── RECORDS FOR THIS EXERCISE ──

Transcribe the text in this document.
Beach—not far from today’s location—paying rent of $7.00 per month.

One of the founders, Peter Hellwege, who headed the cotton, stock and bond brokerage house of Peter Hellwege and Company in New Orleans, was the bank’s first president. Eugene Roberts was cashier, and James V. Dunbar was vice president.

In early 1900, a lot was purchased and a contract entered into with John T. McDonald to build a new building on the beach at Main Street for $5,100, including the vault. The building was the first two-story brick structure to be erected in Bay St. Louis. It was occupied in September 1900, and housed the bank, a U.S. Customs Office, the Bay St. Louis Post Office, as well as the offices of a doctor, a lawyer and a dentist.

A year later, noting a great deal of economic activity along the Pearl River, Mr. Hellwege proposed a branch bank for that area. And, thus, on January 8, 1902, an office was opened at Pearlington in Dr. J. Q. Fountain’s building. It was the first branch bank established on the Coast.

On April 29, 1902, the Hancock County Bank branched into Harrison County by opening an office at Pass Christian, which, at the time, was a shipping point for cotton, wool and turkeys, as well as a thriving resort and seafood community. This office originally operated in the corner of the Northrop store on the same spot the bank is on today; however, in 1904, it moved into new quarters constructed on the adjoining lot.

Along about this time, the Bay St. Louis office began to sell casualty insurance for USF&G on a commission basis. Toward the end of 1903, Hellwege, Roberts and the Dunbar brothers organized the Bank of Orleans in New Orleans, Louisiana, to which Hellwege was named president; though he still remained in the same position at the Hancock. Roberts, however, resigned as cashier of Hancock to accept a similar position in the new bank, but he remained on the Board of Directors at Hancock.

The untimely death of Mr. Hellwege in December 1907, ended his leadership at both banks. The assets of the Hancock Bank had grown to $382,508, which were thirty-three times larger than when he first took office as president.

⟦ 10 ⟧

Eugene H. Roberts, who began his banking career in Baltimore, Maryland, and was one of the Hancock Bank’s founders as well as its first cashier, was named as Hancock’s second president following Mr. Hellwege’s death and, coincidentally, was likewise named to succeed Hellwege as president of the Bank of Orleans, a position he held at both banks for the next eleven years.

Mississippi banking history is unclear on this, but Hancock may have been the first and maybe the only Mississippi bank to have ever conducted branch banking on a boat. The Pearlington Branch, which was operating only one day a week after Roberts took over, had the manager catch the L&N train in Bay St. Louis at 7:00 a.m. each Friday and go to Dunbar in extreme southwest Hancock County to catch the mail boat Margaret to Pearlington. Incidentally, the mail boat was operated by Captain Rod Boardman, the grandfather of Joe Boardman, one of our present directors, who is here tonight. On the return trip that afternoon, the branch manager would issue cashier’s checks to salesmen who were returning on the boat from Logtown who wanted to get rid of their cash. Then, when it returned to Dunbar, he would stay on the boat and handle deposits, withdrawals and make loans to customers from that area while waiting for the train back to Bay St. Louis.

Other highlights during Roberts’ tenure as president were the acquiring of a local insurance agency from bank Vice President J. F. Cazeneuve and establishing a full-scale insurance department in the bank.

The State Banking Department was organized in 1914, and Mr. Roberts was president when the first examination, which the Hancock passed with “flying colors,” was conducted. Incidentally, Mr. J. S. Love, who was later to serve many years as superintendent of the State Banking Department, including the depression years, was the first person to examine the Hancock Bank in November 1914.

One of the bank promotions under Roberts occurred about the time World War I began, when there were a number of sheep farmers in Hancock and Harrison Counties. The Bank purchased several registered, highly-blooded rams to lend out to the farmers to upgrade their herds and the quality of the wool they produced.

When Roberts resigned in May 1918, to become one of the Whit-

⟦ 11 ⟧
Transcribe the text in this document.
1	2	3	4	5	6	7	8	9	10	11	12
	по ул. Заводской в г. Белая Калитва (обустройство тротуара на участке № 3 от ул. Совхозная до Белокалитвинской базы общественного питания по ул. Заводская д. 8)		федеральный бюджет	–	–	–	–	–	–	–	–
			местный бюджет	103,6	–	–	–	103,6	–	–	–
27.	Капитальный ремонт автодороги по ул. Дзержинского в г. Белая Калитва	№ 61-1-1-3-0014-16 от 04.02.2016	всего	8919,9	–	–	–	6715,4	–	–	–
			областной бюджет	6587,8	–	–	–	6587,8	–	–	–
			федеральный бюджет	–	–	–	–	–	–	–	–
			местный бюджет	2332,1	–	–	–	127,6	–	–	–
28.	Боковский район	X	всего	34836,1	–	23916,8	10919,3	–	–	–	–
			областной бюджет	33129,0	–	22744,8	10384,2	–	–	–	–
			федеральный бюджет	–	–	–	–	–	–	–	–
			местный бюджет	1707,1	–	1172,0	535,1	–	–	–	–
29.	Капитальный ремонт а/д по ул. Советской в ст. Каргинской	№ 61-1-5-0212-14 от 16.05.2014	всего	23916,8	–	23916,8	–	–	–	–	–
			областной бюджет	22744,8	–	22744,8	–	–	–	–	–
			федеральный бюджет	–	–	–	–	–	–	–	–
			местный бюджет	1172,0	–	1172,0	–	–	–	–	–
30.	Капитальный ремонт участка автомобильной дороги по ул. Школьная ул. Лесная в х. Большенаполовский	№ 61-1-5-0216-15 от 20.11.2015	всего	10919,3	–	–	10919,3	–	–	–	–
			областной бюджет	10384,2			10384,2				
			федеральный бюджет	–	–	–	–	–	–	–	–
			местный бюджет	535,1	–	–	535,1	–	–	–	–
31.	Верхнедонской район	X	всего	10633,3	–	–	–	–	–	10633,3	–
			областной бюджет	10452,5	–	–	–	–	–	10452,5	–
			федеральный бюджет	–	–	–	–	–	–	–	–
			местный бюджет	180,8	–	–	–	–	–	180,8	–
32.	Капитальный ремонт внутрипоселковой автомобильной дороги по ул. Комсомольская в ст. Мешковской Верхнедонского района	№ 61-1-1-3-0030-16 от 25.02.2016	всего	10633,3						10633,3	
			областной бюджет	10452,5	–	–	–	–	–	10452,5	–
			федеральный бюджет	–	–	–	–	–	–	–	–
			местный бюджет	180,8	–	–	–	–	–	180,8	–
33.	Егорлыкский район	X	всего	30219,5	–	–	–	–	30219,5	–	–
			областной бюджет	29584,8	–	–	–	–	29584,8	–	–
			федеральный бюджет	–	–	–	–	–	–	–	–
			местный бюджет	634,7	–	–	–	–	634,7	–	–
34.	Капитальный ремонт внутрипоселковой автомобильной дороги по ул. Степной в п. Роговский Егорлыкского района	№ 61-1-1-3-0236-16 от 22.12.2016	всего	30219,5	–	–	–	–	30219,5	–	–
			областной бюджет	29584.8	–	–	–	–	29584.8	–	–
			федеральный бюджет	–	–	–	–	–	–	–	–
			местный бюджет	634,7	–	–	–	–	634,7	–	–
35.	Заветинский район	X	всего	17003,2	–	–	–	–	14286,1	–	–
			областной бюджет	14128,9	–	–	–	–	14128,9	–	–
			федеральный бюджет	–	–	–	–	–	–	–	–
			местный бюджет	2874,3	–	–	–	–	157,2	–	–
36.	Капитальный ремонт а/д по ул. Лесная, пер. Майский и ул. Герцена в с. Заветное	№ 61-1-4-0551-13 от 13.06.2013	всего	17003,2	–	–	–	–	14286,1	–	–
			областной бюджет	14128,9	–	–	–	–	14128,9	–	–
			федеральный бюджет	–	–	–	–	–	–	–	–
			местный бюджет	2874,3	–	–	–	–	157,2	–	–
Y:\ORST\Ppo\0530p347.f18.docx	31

───

→ **WRITTEN INSTRUCTION**
Copy whichever lines in the listing above contain the word "Капитальный".

→ **ANSWER BELOW**
27.	Капитальный ремонт автодороги по ул. Дзержинского в г. Белая Калитва	№ 61-1-1-3-0014-16 от 04.02.2016	всего	8919,9	–	–	–	6715,4	–	–	–
29.	Капитальный ремонт а/д по ул. Советской в ст. Каргинской	№ 61-1-5-0212-14 от 16.05.2014	всего	23916,8	–	23916,8	–	–	–	–	–
30.	Капитальный ремонт участка автомобильной дороги по ул. Школьная ул. Лесная в х. Большенаполовский	№ 61-1-5-0216-15 от 20.11.2015	всего	10919,3	–	–	10919,3	–	–	–	–
32.	Капитальный ремонт внутрипоселковой автомобильной дороги по ул. Комсомольская в ст. Мешковской Верхнедонского района	№ 61-1-1-3-0030-16 от 25.02.2016	всего	10633,3						10633,3	
34.	Капитальный ремонт внутрипоселковой автомобильной дороги по ул. Степной в п. Роговский Егорлыкского района	№ 61-1-1-3-0236-16 от 22.12.2016	всего	30219,5	–	–	–	–	30219,5	–	–
36.	Капитальный ремонт а/д по ул. Лесная, пер. Майский и ул. Герцена в с. Заветное	№ 61-1-4-0551-13 от 13.06.2013	всего	17003,2	–	–	–	–	14286,1	–	–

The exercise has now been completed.